Document text.
• • • • • • •
Everything about that car screams 1980. The lines, the amber tint of the windows, the tan paint, the ridged upholstery, and especially the cockpit control buttons. It was a short-lived aesthetic but it was EVERYWHERE. It's a VIC-20 on wheels.
posted by rocket88 at 1:31 PM on January 26, 2018 [4 favorites]


The thing that's sort of funny about concept cars and Citroën is that those spacey, weird, ergonomic amazing interiors that concept cars have promised for years and never, ever delivered? Well, that's what Citroën interiors actually looked like in their day. When Anglophones everywhere were still putting wood all over their dreadful dashboards, Citroën started with a clean sheet. Hell, even Roddenberry owes Citroën a shout-out.
posted by sonascope at 2:38 PM on January 26, 2018 [1 favorite]


they really do have some clever design elements, particularly the canopy roof that slides forward to let you in and out.

Quickly absorbed into the Sterling kit car!
posted by rhizome at 2:53 PM on January 26, 2018 [2 favorites]


Oh man, I remember when we were going to have a future.

what if all the cars in the post and comments were the product of everyone thinking they wouldn't have a future. Like "If i'm going to die in nuclear fire, I might as well have this car I drew when I was 10".
posted by Dr. Twist at 3:09 PM on January 26, 2018


Oh man, I remember when we were going to have a future.

I remember when the future looked like the Ford Taurus and Ford Probe! When the then-new Taurus showed up in RoboCop, I was honestly like "wtf is that space car."
posted by rhizome at 3:17 PM on January 26, 2018 [1 favorite]


Yes, but this one can do 90-degree turns.
posted by linux at 3:34 PM on January 26, 2018 [7 favorites]


I'm happy to see my favorite concept car ever getting the MeFi love. It's the wedgiest wedge that ever wedged.
posted by hilberseimer at 3:54 PM on January 26, 2018 [1 favorite]


From Canada, there's the 1975 Bricklin.
• • • • • • •
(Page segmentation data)
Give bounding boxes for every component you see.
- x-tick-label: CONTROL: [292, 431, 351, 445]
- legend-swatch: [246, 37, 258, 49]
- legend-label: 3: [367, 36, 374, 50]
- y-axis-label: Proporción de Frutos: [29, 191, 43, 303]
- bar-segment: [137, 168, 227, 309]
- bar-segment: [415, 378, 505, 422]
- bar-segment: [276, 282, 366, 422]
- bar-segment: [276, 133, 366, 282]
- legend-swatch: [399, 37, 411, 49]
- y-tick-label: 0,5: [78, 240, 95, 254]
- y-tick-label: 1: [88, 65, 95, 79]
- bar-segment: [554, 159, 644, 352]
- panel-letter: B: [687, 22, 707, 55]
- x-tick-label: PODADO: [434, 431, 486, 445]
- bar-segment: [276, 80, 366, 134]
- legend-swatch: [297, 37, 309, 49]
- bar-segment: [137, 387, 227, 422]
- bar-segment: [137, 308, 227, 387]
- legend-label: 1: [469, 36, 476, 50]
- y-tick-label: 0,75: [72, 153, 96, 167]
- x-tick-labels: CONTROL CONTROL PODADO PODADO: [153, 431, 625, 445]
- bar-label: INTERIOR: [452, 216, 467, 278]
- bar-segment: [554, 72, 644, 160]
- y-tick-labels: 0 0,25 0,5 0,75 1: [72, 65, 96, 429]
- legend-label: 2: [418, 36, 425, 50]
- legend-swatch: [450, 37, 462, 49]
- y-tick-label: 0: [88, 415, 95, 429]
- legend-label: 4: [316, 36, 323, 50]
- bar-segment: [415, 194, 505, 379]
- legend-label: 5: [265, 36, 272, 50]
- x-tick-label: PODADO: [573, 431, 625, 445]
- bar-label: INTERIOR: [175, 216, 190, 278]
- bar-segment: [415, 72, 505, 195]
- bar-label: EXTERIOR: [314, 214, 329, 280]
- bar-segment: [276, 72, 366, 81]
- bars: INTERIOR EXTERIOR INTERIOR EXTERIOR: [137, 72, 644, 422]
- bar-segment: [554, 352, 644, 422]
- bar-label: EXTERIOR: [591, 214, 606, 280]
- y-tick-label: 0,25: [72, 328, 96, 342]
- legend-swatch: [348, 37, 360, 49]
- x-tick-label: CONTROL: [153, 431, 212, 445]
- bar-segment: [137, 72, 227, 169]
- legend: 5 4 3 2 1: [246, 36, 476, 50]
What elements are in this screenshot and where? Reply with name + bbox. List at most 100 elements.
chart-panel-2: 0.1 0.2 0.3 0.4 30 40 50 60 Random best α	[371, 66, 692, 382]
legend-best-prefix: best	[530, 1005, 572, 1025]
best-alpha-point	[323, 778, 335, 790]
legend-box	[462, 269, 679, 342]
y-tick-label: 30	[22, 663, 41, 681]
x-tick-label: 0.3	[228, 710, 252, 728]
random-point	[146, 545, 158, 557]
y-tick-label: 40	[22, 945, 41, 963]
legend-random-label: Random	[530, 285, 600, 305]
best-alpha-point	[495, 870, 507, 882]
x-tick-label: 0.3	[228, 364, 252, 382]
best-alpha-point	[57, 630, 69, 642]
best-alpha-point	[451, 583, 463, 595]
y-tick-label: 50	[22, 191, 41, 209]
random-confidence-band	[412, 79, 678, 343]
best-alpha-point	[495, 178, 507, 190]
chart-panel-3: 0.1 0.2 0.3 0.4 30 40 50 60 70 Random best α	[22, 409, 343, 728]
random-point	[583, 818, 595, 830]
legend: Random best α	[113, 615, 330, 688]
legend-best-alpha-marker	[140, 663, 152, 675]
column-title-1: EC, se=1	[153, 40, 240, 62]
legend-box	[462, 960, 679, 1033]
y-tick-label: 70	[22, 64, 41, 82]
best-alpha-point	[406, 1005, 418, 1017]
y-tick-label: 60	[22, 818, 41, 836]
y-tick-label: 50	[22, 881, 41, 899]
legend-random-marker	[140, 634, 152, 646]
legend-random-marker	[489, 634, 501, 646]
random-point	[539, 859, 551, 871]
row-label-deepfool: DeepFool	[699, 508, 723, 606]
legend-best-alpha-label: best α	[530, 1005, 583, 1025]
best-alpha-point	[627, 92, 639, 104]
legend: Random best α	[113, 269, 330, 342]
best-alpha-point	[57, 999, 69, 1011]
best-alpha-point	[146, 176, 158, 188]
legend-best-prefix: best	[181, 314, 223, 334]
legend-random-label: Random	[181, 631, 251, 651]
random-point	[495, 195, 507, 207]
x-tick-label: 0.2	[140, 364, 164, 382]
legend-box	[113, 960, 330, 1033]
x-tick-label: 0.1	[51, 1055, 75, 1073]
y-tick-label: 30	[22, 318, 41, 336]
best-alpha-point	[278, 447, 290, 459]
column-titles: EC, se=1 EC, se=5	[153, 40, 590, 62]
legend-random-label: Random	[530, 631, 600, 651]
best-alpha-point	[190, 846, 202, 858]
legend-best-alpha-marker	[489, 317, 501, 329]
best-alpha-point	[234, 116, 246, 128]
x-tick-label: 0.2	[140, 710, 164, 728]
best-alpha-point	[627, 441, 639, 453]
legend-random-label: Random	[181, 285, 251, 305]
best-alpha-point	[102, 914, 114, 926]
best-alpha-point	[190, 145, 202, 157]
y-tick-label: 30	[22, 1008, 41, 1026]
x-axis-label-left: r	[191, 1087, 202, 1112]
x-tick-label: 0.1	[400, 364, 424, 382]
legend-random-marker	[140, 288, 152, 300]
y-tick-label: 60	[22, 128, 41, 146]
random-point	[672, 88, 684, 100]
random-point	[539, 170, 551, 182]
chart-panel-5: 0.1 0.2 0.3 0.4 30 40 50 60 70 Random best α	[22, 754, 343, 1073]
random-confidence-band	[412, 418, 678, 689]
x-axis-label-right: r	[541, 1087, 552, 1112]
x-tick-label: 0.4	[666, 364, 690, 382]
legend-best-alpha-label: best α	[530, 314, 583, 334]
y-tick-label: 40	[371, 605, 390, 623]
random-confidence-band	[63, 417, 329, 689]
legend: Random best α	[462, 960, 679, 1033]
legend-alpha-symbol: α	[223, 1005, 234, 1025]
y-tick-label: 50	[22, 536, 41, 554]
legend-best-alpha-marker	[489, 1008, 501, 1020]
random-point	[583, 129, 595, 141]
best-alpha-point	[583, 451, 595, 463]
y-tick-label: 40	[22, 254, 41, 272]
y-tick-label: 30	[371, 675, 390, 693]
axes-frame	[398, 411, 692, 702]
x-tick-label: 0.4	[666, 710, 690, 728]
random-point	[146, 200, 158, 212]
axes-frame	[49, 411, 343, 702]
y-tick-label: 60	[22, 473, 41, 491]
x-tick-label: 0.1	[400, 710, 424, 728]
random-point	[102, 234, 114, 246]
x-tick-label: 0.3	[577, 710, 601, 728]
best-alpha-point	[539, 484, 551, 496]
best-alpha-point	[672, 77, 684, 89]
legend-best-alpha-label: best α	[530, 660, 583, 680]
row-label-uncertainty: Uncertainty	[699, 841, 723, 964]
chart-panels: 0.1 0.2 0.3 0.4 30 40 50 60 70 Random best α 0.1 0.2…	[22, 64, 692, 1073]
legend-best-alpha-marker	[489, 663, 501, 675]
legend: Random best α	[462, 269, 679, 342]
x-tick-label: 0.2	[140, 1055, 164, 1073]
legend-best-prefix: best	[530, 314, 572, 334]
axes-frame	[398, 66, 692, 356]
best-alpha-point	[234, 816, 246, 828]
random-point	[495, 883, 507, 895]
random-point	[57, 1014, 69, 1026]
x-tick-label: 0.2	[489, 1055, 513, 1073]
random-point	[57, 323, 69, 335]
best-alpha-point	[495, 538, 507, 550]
• • • • • • •
Problem. In the concept car comments, why does the first comment say the car screams 1980? Please answer in one to three sentences.

Result of this task. The car's lines, the amber tint of its windows, its tan paint, its ridged upholstery and especially its cockpit control buttons all reflect a short-lived aesthetic that was everywhere around 1980.